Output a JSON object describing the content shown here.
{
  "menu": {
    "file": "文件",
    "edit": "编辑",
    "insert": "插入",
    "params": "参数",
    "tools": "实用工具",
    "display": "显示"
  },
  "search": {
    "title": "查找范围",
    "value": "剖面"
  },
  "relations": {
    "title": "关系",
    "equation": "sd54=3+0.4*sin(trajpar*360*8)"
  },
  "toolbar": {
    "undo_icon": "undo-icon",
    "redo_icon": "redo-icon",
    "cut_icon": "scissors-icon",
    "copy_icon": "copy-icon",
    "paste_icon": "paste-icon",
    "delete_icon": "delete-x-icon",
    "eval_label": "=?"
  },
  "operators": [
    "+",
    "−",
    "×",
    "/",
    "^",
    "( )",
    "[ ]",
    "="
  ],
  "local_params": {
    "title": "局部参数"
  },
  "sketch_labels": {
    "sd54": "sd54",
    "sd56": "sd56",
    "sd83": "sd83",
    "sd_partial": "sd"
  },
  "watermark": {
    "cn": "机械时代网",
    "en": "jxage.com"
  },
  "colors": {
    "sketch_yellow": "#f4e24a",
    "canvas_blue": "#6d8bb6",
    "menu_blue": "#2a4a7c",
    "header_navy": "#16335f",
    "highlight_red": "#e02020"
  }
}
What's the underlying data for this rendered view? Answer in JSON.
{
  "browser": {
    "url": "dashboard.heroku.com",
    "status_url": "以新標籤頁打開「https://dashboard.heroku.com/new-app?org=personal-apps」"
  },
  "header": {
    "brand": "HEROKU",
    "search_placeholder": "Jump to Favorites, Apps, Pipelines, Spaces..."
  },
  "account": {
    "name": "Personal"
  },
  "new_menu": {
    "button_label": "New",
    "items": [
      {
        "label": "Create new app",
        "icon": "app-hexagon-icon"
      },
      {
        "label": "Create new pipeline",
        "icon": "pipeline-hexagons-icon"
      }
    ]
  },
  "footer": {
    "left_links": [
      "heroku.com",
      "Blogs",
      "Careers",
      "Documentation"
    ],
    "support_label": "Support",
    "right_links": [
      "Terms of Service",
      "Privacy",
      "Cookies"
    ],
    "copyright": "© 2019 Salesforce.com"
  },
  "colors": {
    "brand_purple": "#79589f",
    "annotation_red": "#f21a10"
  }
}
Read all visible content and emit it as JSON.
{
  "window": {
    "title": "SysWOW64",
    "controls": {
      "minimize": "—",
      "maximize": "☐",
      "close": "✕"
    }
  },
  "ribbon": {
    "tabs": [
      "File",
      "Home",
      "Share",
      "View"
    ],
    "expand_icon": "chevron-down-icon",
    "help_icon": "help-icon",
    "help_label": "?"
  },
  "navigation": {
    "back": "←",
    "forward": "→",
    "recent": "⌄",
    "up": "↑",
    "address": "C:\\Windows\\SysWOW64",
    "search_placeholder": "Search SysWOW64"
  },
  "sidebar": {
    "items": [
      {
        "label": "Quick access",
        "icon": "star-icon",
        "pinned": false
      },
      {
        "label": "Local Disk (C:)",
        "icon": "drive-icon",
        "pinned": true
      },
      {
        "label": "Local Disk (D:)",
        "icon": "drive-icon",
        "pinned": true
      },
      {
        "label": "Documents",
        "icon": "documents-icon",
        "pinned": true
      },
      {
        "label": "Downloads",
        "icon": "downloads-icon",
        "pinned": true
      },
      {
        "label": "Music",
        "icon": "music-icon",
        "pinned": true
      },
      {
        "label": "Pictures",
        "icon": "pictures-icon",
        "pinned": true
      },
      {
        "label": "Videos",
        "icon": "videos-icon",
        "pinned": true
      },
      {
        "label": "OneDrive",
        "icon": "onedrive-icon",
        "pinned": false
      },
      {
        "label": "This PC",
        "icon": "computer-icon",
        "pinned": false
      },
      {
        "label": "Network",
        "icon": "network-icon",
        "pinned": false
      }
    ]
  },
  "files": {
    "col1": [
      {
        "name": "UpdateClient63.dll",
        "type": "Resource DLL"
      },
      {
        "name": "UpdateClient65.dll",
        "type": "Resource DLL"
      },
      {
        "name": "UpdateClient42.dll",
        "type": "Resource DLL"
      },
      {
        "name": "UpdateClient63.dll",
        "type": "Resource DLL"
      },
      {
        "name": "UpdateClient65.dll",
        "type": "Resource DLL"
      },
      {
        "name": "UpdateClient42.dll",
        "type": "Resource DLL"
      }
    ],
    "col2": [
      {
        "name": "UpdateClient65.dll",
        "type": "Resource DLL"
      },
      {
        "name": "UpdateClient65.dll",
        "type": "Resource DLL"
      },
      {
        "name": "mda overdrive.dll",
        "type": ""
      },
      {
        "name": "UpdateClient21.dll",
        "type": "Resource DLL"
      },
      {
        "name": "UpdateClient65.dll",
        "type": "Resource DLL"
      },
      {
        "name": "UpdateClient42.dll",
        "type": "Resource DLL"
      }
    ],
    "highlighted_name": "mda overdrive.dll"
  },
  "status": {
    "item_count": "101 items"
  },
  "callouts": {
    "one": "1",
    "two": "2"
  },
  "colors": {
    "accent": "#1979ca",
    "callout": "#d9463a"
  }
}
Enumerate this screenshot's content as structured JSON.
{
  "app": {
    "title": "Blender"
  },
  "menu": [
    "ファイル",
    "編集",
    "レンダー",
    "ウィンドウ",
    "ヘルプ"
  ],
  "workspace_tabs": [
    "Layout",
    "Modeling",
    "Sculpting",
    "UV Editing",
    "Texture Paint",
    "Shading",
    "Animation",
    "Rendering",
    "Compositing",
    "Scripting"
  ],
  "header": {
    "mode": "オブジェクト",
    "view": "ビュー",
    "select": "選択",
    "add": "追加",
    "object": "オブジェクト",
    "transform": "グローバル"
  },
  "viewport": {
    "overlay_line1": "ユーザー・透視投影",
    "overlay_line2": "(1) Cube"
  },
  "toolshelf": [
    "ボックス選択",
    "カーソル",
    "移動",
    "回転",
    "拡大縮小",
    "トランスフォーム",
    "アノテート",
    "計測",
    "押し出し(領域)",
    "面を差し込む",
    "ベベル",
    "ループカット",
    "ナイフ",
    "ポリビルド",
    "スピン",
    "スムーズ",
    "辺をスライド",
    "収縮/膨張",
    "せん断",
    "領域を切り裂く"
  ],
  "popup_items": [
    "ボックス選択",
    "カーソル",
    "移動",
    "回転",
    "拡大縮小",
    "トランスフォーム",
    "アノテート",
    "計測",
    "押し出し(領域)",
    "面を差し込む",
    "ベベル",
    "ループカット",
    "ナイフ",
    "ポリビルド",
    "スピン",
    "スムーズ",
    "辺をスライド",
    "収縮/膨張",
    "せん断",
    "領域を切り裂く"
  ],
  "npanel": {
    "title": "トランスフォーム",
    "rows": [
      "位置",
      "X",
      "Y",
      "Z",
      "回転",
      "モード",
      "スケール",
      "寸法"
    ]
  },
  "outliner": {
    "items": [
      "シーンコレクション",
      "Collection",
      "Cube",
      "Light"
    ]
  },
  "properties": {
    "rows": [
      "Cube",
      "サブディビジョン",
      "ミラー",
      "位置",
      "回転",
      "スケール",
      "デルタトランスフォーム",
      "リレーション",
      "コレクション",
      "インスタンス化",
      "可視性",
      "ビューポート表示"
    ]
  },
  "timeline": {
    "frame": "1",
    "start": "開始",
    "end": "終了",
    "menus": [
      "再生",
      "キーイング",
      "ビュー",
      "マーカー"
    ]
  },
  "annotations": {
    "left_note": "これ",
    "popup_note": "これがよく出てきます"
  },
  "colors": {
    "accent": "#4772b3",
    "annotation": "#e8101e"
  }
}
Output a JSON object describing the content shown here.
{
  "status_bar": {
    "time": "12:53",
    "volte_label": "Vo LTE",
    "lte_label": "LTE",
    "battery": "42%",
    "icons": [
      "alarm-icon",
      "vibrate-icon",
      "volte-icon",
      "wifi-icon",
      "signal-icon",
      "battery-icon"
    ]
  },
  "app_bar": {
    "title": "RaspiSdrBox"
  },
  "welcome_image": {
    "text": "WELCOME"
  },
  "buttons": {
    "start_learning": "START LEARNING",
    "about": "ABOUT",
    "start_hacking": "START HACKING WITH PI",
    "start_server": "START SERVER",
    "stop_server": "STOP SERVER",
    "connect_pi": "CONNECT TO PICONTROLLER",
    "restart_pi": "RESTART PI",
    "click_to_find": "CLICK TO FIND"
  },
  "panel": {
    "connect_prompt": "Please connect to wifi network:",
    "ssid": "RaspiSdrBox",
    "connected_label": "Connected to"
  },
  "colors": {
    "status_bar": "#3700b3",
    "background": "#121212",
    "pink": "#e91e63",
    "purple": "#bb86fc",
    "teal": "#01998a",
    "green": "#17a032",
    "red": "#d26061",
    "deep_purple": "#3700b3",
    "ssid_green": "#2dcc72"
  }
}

**Exercise requirements**
Determine how many lines of the material include the string "title". Output only that count.

**Written solution**
7